TASK INSTRUCTIONS:
a) Decide whether each statement agrees with the passage on certificates of insurance, answering yes or no and quoting the deciding words: (i) a certificate gives its holder contractual rights; (ii) a certificate reflects coverage and limits as of the date it was issued; (iii) the quoted warning about certificates came from the Texas Supreme Court.
b) Extend the passage on certificates of insurance, picking up after its final sentence.

READING TEXT:
++++

What is a certificate of insurance and can I depend on the information in it?

A certificate of insurance is an informational document issued by or on behalf of an insurance company. The certificate indicates that an insurance policy exists of a certain type and limits. Certificates are simply snapshots of basic policy coverages and limits at the time of issuance of the certificate. Certificates are not intended to modify coverages or change the terms of the insurance contract and they convey no contractual rights to the certificate holder.

The futility of depending on certificates of insurance was highlighted by the Texas Supreme Court in its recent decision in Via Net, et al v. TIG Insurance Company, et al., wherein the Court said: “Given the numerous limitations and exclusions that often encumber such policies, those who take such certificates at face value do so at their own risk.”

++++

DATASET RECORDS:
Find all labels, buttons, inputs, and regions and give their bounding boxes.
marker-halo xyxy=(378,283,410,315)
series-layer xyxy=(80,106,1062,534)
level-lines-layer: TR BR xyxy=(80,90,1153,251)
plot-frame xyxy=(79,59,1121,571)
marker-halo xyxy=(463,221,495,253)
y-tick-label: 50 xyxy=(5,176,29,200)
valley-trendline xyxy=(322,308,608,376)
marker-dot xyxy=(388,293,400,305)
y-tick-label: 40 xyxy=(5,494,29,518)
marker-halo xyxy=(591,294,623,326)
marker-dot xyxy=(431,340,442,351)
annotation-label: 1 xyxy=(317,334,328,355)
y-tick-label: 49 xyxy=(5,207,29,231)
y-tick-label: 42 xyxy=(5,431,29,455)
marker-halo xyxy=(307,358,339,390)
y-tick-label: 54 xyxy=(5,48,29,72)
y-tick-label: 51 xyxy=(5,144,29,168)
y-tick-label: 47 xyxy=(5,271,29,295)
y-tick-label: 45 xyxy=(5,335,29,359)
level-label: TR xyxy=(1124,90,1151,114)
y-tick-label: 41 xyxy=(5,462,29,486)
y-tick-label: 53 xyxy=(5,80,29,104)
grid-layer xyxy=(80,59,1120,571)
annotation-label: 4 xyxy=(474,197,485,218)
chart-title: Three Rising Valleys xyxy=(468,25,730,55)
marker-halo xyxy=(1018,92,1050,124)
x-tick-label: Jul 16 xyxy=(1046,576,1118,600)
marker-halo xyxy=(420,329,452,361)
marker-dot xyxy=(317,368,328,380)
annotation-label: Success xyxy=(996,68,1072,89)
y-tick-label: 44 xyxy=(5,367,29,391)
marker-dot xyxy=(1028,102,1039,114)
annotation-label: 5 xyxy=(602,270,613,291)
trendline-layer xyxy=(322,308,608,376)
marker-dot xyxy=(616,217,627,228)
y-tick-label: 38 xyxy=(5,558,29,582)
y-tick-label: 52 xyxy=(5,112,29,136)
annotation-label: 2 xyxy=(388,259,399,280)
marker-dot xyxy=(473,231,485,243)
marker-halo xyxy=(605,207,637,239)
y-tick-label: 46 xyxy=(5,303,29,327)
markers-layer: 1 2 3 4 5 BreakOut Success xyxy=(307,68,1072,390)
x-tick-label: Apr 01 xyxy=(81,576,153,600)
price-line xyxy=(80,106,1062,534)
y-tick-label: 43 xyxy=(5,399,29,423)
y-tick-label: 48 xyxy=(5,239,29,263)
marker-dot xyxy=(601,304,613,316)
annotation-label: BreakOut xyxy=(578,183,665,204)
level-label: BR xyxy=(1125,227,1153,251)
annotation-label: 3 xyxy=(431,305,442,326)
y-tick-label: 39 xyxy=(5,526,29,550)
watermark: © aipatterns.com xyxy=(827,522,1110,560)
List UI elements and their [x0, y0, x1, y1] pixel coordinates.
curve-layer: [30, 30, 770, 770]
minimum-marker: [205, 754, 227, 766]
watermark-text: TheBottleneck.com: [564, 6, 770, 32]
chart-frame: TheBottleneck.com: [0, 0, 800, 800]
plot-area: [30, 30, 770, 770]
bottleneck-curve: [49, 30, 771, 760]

++++

ANSWERS FOR THE TASKS:
a)
(i) No: "they convey no contractual rights to the certificate holder"
(ii) Yes: "snapshots of basic policy coverages and limits at the time of issuance of the certificate"
(iii) Yes: "highlighted by the Texas Supreme Court"

b)
As a utility contractor, you are no doubt often asked to sign construction or service contracts that include certain insurance requirements that must be evidenced by a certificate of insurance. If the certificate holder desires status as an additional insured under a policy, this can only be done by endorsement to the policy, not by issuance of the certificate alone.

Problems often arise when a contract makes demands that are, for all practical purposes, virtually impossible to meet. Examples include requests for insurance for losses or damages that are uninsurable, requests that agents cannot legally comply with, requests that require inappropriate certificate wording, and requests that are impractical from a market standpoint.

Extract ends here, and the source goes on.